Your goal: From the entries below, please gather each line containing the string "сырье".

Supplied material:
----------

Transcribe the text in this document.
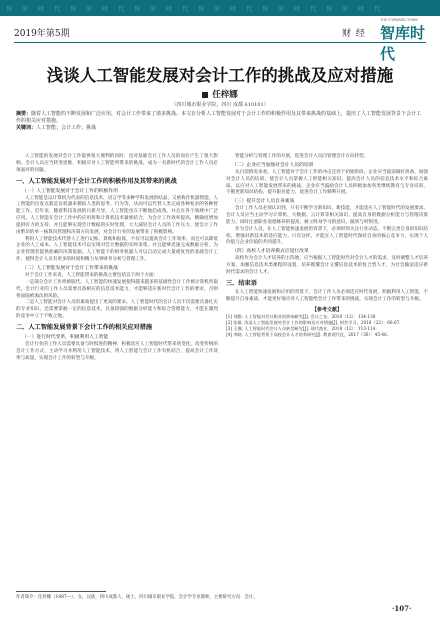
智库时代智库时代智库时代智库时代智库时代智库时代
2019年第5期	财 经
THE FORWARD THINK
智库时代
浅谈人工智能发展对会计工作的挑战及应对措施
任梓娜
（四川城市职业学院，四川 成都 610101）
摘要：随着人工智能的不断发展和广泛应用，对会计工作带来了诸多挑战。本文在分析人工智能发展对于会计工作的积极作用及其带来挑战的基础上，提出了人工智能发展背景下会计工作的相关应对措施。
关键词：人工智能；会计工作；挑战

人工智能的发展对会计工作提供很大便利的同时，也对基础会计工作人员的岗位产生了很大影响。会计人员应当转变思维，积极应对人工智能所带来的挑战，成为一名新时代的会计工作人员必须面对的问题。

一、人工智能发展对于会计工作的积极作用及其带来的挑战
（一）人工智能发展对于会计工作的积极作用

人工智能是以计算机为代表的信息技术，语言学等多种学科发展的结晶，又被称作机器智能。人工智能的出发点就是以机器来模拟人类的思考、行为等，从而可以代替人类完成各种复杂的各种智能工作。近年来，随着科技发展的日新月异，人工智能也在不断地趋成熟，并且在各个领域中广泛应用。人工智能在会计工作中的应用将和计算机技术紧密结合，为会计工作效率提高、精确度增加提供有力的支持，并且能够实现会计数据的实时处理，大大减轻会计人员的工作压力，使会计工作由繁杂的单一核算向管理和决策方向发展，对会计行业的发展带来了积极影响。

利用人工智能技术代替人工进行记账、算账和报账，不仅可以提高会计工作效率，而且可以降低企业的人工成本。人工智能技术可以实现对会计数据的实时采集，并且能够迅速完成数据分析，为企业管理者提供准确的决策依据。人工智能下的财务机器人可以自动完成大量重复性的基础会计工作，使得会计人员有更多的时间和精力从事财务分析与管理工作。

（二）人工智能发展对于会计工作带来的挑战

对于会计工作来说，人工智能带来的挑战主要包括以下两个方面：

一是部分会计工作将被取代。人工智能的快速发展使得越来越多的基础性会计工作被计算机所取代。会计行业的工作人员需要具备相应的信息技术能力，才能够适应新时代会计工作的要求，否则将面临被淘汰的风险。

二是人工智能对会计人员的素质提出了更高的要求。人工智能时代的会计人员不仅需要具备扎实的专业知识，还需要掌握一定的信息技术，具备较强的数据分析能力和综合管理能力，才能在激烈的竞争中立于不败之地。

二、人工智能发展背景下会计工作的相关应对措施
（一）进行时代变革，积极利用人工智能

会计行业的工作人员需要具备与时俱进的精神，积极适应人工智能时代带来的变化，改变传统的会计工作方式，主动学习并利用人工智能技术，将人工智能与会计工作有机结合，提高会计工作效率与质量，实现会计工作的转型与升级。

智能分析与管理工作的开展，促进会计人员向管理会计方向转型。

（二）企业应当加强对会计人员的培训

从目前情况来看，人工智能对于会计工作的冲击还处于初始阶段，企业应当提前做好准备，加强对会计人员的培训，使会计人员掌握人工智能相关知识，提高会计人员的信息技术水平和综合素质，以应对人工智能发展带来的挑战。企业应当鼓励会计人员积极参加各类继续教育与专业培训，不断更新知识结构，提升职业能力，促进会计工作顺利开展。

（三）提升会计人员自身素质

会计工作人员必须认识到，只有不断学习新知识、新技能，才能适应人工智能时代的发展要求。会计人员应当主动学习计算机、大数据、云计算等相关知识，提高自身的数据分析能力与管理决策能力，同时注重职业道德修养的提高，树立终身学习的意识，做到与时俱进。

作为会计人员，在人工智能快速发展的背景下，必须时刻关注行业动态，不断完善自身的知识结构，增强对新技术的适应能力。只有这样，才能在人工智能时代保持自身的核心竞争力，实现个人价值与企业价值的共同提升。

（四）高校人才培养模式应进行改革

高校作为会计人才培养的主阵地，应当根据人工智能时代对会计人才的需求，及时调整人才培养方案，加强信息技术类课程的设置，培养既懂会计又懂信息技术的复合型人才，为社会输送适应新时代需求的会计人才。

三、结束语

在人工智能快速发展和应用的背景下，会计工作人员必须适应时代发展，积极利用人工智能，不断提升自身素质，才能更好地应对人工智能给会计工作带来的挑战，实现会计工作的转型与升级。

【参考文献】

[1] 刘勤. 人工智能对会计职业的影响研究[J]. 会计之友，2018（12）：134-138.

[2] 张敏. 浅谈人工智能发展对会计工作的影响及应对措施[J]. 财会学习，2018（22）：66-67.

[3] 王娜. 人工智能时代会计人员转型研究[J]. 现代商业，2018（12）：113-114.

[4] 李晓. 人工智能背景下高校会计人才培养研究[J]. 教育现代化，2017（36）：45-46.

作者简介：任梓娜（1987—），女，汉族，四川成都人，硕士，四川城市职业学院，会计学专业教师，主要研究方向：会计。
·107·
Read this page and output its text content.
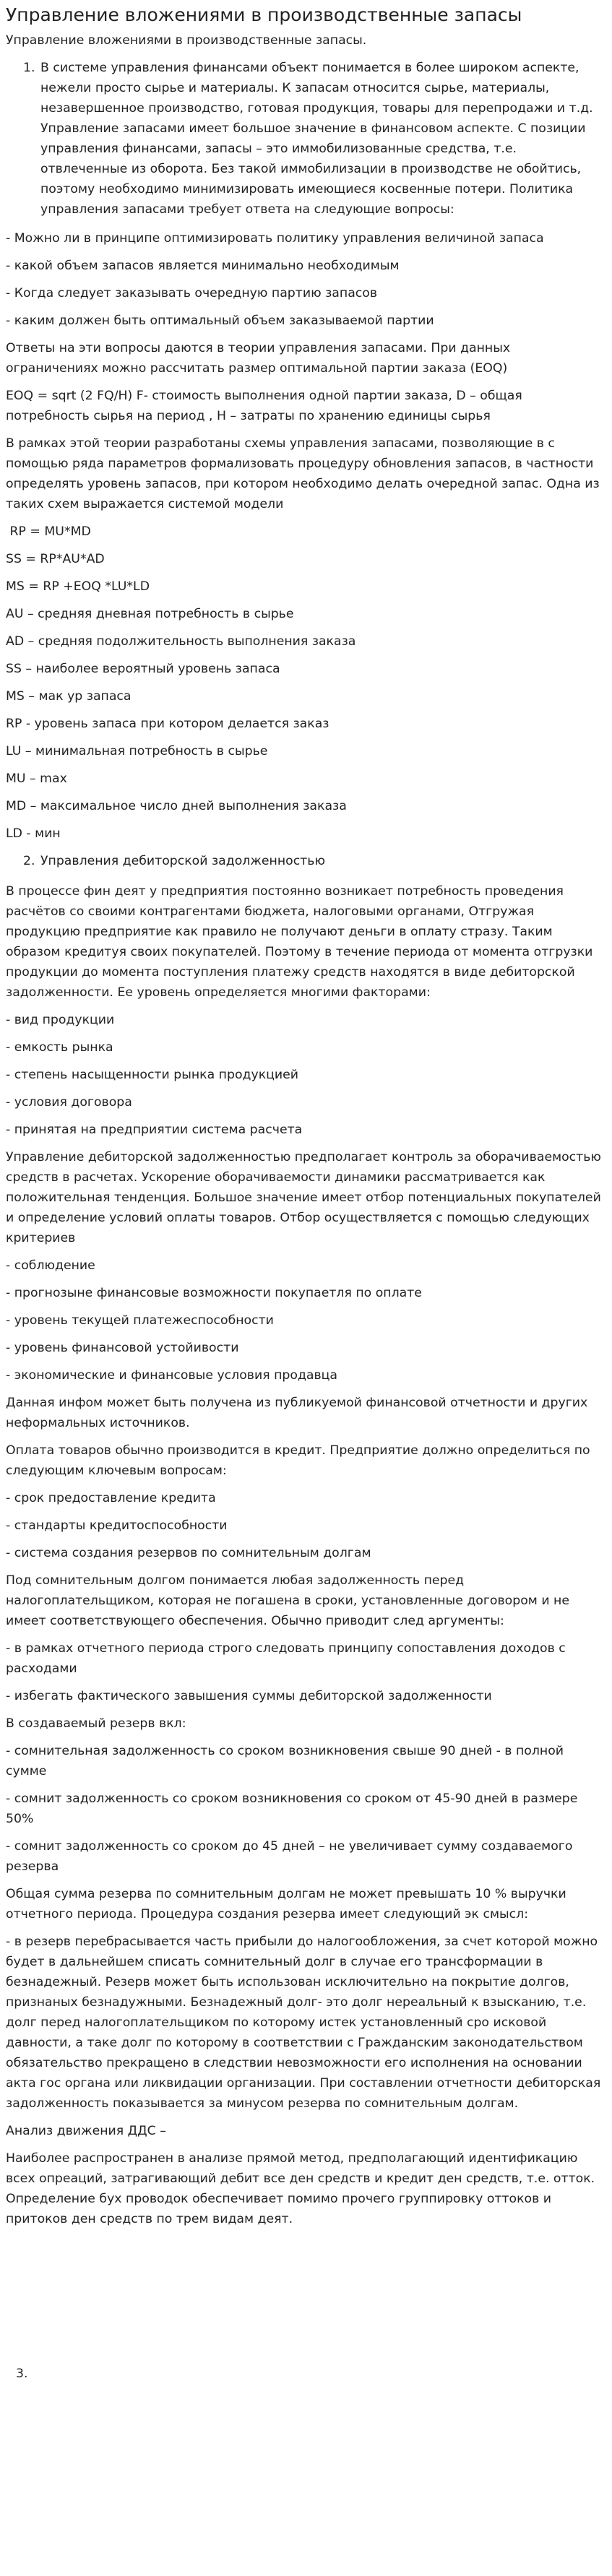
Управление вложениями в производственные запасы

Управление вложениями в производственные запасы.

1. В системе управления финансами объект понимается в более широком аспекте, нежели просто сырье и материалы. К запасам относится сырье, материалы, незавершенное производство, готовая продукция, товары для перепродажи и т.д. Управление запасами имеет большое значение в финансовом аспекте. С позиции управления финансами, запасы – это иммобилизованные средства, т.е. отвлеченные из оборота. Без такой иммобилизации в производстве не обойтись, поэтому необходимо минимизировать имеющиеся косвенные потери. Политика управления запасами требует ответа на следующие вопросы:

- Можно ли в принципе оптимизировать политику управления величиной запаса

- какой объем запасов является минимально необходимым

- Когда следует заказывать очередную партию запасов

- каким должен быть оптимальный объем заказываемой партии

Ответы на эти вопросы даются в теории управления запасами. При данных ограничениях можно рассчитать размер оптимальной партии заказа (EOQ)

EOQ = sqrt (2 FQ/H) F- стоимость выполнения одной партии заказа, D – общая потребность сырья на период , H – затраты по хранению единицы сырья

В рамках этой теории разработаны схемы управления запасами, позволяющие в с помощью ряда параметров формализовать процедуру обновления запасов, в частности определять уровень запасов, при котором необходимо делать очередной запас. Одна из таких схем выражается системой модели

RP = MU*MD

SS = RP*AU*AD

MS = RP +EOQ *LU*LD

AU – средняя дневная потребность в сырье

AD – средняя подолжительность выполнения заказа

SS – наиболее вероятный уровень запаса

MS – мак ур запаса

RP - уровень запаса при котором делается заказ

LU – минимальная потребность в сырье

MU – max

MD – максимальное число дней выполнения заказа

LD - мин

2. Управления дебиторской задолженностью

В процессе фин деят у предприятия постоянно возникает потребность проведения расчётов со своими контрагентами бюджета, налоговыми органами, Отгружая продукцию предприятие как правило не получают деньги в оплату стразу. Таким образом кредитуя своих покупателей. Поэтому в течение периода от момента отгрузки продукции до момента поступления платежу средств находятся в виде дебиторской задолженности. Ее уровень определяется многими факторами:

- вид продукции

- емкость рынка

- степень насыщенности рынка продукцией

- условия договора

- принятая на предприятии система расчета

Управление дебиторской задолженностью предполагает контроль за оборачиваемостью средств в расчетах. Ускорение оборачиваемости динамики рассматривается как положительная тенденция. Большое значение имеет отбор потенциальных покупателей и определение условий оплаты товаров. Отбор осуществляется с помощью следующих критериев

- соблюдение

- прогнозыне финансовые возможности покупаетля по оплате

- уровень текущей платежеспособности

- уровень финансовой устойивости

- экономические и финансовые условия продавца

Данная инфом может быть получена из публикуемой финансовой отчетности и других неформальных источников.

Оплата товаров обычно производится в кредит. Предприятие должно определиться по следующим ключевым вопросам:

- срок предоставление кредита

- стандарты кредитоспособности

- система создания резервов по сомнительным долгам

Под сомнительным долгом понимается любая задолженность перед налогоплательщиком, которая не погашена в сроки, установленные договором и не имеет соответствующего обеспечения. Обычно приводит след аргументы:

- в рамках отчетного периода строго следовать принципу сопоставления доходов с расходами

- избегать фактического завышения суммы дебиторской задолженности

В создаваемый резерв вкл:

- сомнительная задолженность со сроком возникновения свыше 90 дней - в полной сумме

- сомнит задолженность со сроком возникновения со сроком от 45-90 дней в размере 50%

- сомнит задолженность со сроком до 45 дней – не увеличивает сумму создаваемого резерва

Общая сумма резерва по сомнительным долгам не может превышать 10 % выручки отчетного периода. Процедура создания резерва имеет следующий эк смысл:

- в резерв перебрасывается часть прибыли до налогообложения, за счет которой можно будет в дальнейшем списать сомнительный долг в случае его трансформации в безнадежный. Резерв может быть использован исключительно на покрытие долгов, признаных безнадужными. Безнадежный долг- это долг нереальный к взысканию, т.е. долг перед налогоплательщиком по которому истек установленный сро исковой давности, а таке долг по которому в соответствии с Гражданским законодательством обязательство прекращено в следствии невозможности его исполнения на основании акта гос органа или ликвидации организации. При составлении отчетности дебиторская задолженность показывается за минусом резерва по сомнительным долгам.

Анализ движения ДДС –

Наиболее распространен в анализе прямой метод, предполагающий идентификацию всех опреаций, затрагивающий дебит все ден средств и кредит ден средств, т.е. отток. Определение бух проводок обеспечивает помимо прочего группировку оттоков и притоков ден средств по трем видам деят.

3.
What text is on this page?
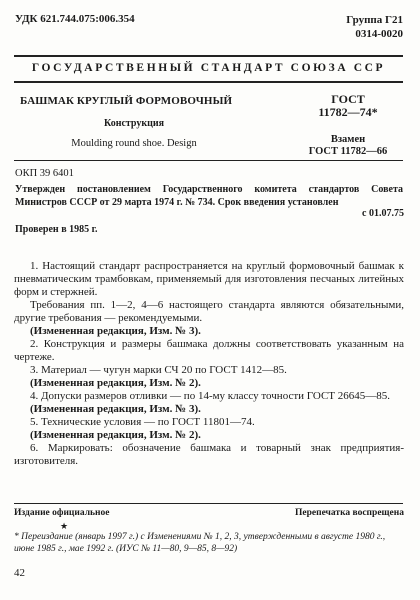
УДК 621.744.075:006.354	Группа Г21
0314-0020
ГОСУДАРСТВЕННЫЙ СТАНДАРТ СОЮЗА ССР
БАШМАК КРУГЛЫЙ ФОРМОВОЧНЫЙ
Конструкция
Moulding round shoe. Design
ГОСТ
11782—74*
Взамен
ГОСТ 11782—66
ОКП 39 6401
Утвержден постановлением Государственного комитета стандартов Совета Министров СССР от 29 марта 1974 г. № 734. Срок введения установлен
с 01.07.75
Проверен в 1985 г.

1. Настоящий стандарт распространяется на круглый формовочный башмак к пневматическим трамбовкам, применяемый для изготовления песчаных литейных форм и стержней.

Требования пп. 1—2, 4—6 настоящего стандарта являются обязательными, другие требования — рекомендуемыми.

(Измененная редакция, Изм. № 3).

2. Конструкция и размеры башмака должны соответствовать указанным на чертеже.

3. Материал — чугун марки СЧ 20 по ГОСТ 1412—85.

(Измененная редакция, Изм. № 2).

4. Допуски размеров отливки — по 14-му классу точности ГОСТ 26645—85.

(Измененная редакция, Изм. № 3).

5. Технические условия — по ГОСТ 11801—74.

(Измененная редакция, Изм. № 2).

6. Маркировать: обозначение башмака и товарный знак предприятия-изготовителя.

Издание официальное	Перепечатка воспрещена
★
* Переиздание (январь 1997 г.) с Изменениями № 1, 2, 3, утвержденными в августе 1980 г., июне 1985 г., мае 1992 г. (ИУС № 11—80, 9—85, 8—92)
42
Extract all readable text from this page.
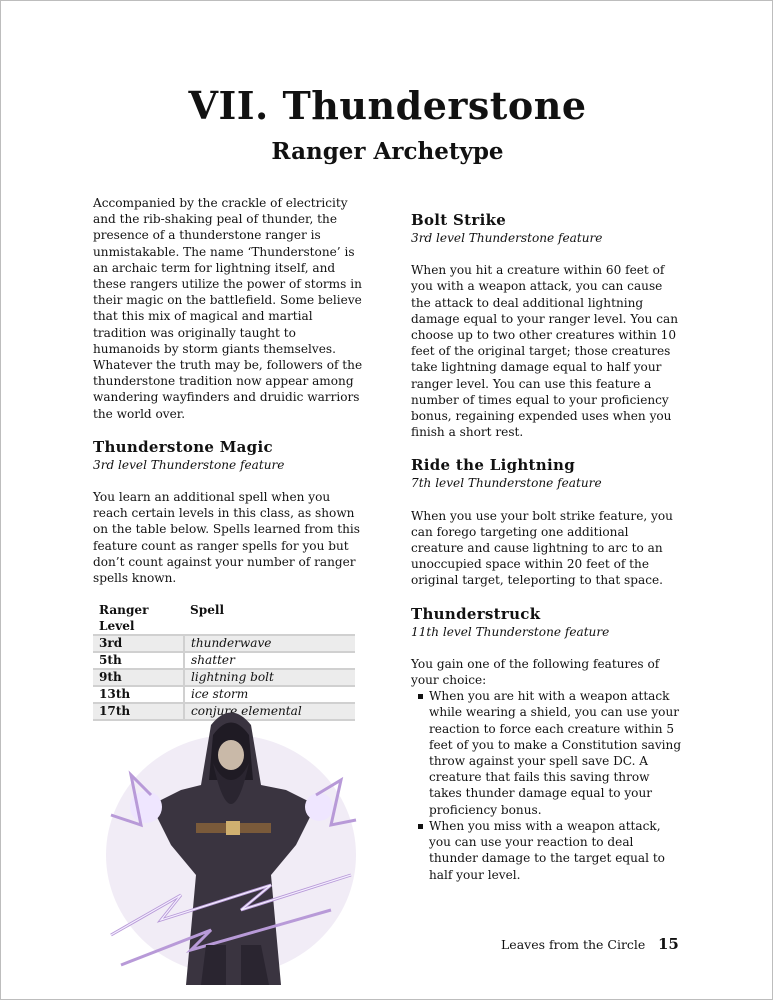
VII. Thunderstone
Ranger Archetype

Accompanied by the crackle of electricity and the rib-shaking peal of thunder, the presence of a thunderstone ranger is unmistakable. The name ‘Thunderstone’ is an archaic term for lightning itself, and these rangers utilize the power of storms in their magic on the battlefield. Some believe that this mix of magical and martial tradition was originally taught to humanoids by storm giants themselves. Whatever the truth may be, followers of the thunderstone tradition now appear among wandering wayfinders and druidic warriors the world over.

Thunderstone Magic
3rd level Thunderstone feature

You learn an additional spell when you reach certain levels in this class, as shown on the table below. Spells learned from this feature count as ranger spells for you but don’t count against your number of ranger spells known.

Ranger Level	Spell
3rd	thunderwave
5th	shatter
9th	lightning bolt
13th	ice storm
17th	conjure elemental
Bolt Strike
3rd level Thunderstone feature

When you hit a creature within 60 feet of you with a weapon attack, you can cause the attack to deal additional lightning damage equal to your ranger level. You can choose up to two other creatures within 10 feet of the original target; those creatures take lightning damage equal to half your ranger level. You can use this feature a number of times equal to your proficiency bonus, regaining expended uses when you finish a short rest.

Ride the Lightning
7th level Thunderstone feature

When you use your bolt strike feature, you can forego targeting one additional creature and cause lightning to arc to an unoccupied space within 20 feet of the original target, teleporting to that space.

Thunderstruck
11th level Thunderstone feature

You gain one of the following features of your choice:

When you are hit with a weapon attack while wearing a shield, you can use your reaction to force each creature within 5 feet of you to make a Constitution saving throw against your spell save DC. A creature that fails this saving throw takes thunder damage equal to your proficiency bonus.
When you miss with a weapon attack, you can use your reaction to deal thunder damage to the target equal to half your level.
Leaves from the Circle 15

----------

Result below:
1. В системе управления финансами объект понимается в более широком аспекте, нежели просто сырье и материалы. К запасам относится сырье, материалы, незавершенное производство, готовая продукция, товары для перепродажи и т.д. Управление запасами имеет большое значение в финансовом аспекте. С позиции управления финансами, запасы – это иммобилизованные средства, т.е. отвлеченные из оборота. Без такой иммобилизации в производстве не обойтись, поэтому необходимо минимизировать имеющиеся косвенные потери. Политика управления запасами требует ответа на следующие вопросы:
AU – средняя дневная потребность в сырье
LU – минимальная потребность в сырье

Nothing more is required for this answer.